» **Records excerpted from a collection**
** START **

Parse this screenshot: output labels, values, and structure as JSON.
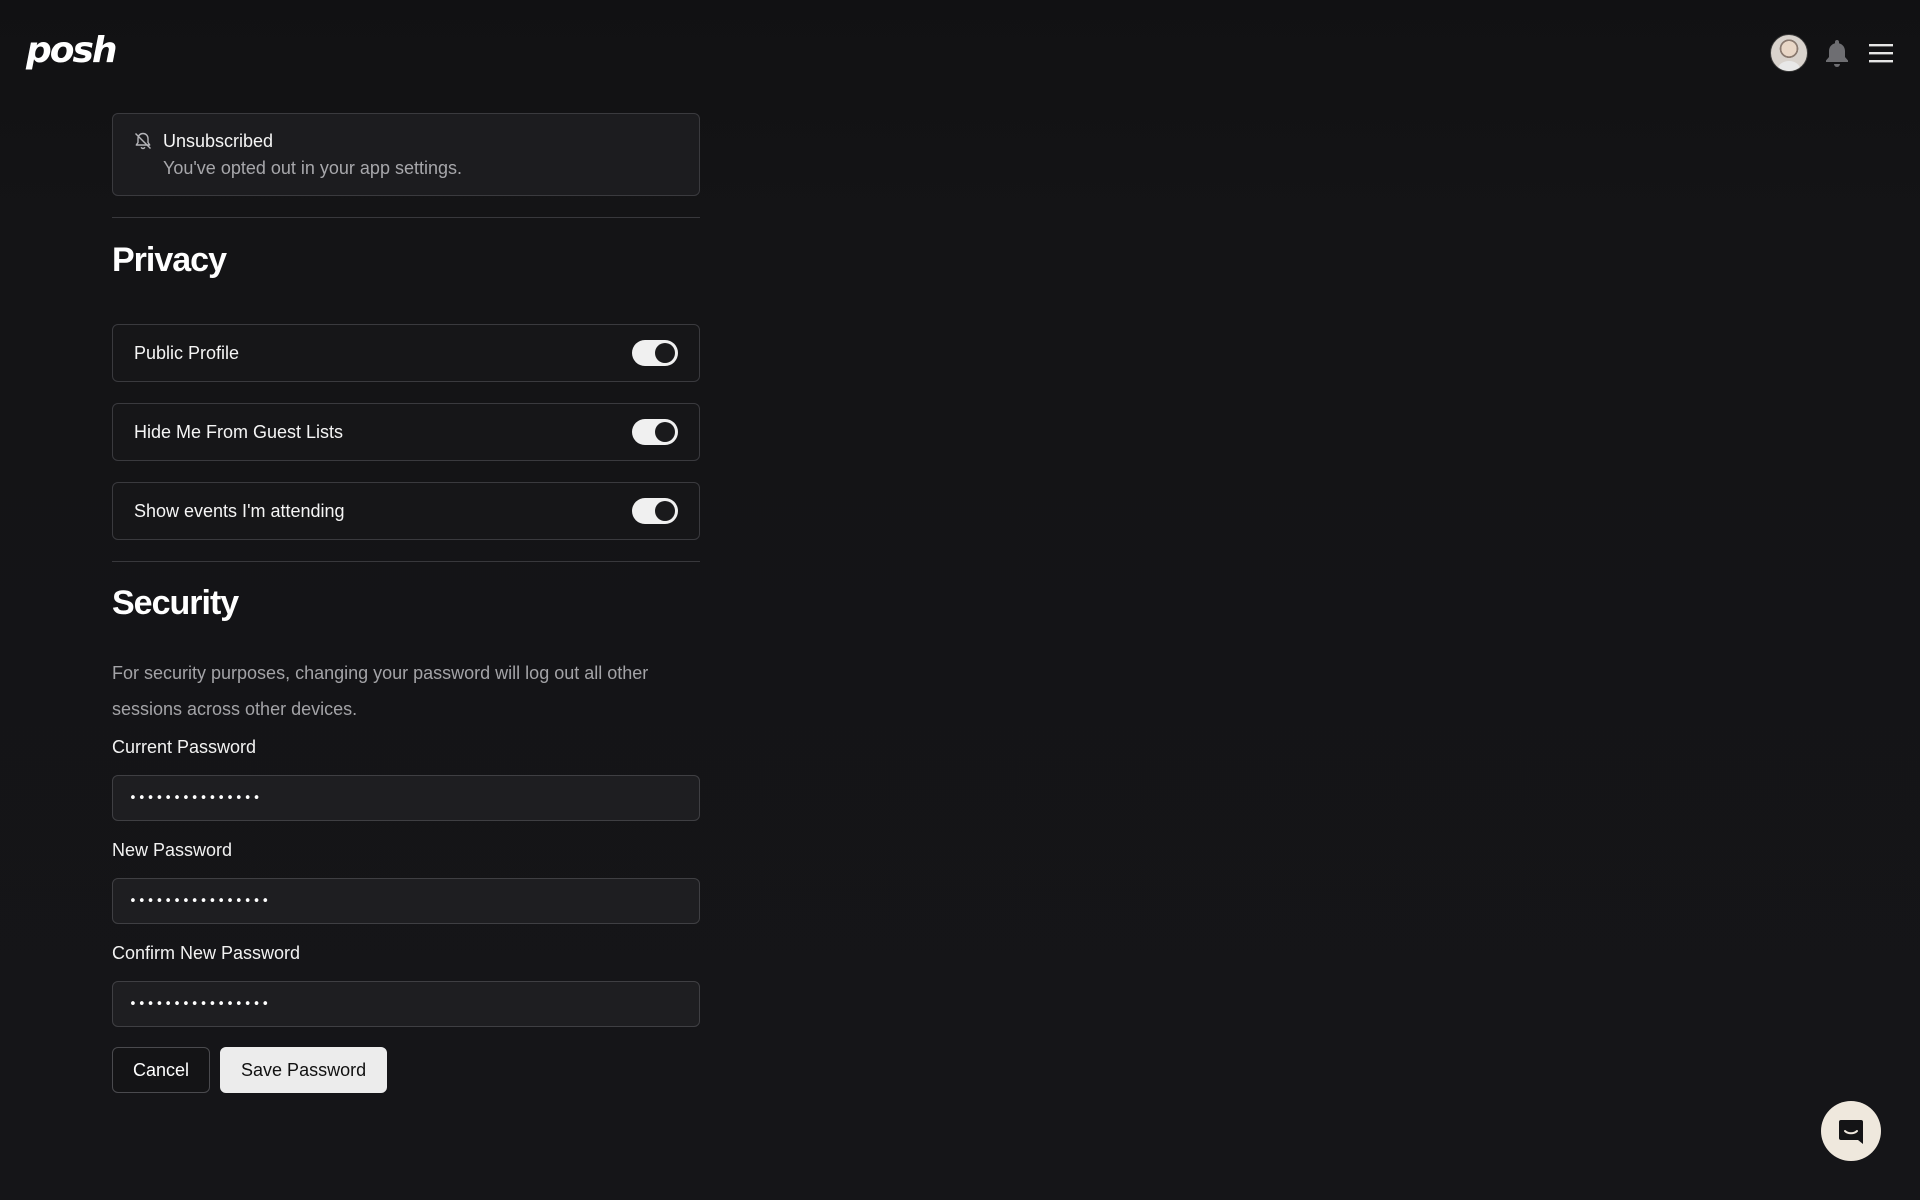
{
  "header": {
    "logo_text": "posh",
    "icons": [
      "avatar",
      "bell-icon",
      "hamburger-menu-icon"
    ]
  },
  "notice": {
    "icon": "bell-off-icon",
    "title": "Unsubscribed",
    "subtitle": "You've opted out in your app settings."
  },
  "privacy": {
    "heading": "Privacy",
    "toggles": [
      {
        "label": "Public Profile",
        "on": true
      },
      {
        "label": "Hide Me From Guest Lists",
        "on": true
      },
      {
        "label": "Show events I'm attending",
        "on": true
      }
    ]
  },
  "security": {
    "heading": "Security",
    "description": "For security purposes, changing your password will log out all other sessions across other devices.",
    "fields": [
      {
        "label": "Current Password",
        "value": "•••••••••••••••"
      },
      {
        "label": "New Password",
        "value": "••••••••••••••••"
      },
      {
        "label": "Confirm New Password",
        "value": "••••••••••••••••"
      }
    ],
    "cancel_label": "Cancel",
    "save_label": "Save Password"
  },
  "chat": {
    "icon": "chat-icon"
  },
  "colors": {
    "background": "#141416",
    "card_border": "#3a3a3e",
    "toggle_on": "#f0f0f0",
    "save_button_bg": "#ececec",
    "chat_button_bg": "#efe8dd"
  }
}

** END **

» **Problem requirements**
Copy each line of the records precisely and drop any images they hold.

» **Answer to the task**
Parse this screenshot: output labels, values, and structure as JSON.
{
  "header": {
    "logo_text": "posh",
    "icons": [
      "avatar",
      "bell-icon",
      "hamburger-menu-icon"
    ]
  },
  "notice": {
    "icon": "bell-off-icon",
    "title": "Unsubscribed",
    "subtitle": "You've opted out in your app settings."
  },
  "privacy": {
    "heading": "Privacy",
    "toggles": [
      {
        "label": "Public Profile",
        "on": true
      },
      {
        "label": "Hide Me From Guest Lists",
        "on": true
      },
      {
        "label": "Show events I'm attending",
        "on": true
      }
    ]
  },
  "security": {
    "heading": "Security",
    "description": "For security purposes, changing your password will log out all other sessions across other devices.",
    "fields": [
      {
        "label": "Current Password",
        "value": "•••••••••••••••"
      },
      {
        "label": "New Password",
        "value": "••••••••••••••••"
      },
      {
        "label": "Confirm New Password",
        "value": "••••••••••••••••"
      }
    ],
    "cancel_label": "Cancel",
    "save_label": "Save Password"
  },
  "chat": {
    "icon": "chat-icon"
  },
  "colors": {
    "background": "#141416",
    "card_border": "#3a3a3e",
    "toggle_on": "#f0f0f0",
    "save_button_bg": "#ececec",
    "chat_button_bg": "#efe8dd"
  }
}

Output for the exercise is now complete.